[Records from a dataset]

>>>>>

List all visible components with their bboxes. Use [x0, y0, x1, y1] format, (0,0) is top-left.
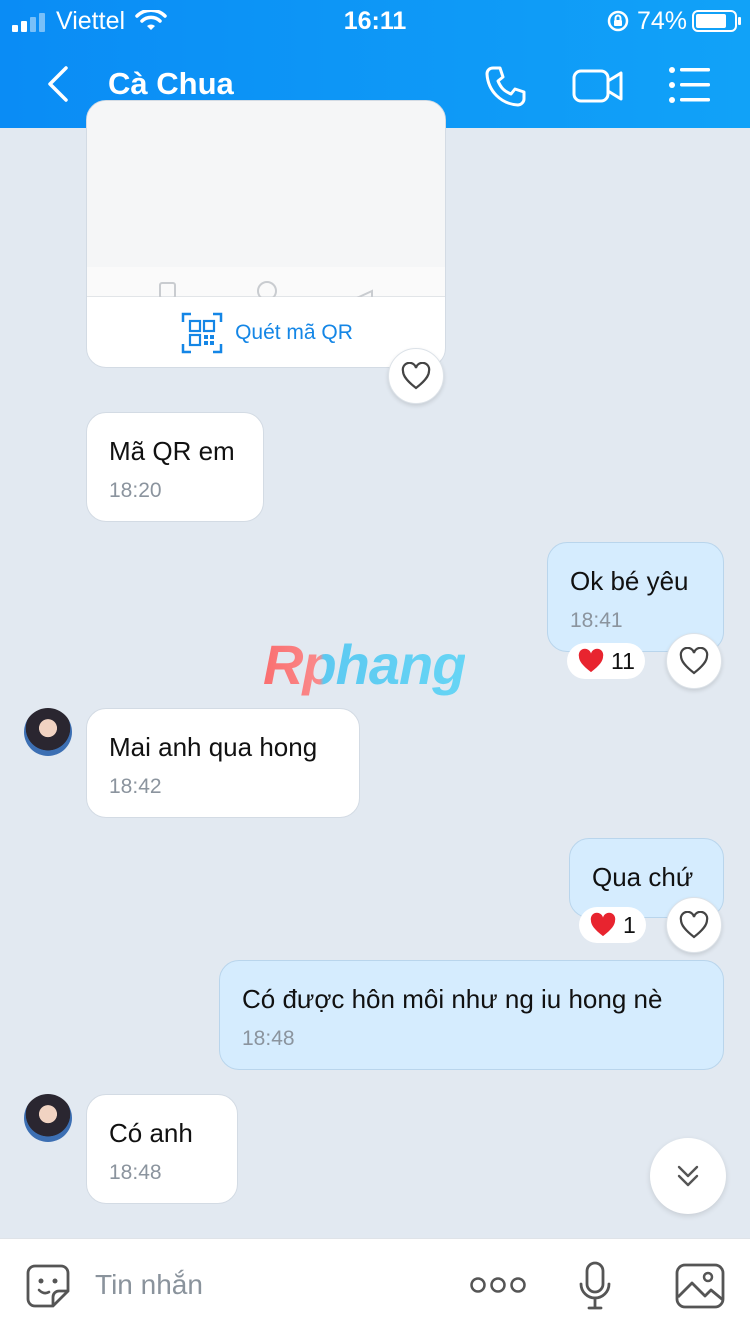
contact-name[interactable]: Cà Chua	[108, 66, 234, 102]
video-icon[interactable]	[572, 66, 624, 106]
heart-outline-icon	[401, 362, 431, 390]
message-text: Qua chứ	[592, 862, 694, 892]
message-time: 18:41	[570, 609, 623, 632]
qr-code-icon	[181, 312, 223, 354]
qr-screenshot-image[interactable]	[87, 101, 445, 267]
screenshot-navbar	[87, 267, 445, 305]
react-heart-button[interactable]	[666, 633, 722, 689]
message-time: 18:42	[109, 775, 162, 798]
message-input-bar: Tin nhắn	[0, 1238, 750, 1334]
react-heart-button[interactable]	[388, 348, 444, 404]
nav-buttons-icon	[159, 281, 373, 305]
qr-image-message[interactable]: Quét mã QR	[86, 100, 446, 368]
rotation-lock-icon	[607, 10, 629, 32]
battery-percent: 74%	[637, 7, 688, 35]
message-time: 18:48	[109, 1161, 162, 1184]
more-options-icon[interactable]	[470, 1275, 526, 1295]
avatar[interactable]	[24, 708, 72, 756]
message-input[interactable]: Tin nhắn	[95, 1269, 203, 1301]
heart-outline-icon	[679, 647, 709, 675]
message-text: Có anh	[109, 1118, 193, 1148]
message-text: Có được hôn môi như ng iu hong nè	[242, 984, 663, 1014]
message-text: Mai anh qua hong	[109, 732, 318, 762]
react-heart-button[interactable]	[666, 897, 722, 953]
red-heart-icon	[578, 648, 604, 673]
status-bar: Viettel 16:11 74%	[0, 0, 750, 40]
image-gallery-icon[interactable]	[675, 1263, 725, 1309]
microphone-icon[interactable]	[578, 1261, 612, 1311]
avatar[interactable]	[24, 1094, 72, 1142]
double-chevron-down-icon	[677, 1165, 699, 1187]
message-text: Ok bé yêu	[570, 566, 689, 596]
message-bubble-them[interactable]: Mai anh qua hong 18:42	[86, 708, 360, 818]
reaction-badge[interactable]: 1	[579, 907, 646, 943]
back-icon[interactable]	[40, 64, 80, 104]
message-bubble-them[interactable]: Mã QR em 18:20	[86, 412, 264, 522]
watermark-logo: Rphang	[263, 633, 466, 696]
phone-icon[interactable]	[483, 64, 527, 108]
message-bubble-me[interactable]: Có được hôn môi như ng iu hong nè 18:48	[219, 960, 724, 1070]
message-bubble-them[interactable]: Có anh 18:48	[86, 1094, 238, 1204]
menu-icon[interactable]	[668, 66, 712, 104]
reaction-count: 11	[611, 647, 635, 674]
scan-qr-label: Quét mã QR	[235, 321, 353, 344]
battery-icon	[692, 10, 741, 32]
reaction-badge[interactable]: 11	[567, 643, 645, 679]
message-text: Mã QR em	[109, 436, 235, 466]
message-time: 18:20	[109, 479, 162, 502]
scroll-to-bottom-button[interactable]	[650, 1138, 726, 1214]
reaction-count: 1	[623, 911, 636, 938]
message-time: 18:48	[242, 1027, 295, 1050]
heart-outline-icon	[679, 911, 709, 939]
red-heart-icon	[590, 912, 616, 937]
scan-qr-link[interactable]: Quét mã QR	[87, 297, 445, 367]
sticker-icon[interactable]	[25, 1263, 71, 1309]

<<<<<

Format everything from the line containing "66, 234, 102]" down to the line containing "101, 445, 267]", both included, as a JSON list of strings, one string per line, leaving out blank lines.

[
  "contact-name[interactable]: Cà Chua\t[108, 66, 234, 102]",
  "video-icon[interactable]\t[572, 66, 624, 106]",
  "heart-outline-icon\t[401, 362, 431, 390]",
  "message-text: Qua chứ\t[592, 862, 694, 892]",
  "message-time: 18:41\t[570, 609, 623, 632]",
  "qr-code-icon\t[181, 312, 223, 354]",
  "qr-screenshot-image[interactable]\t[87, 101, 445, 267]"
]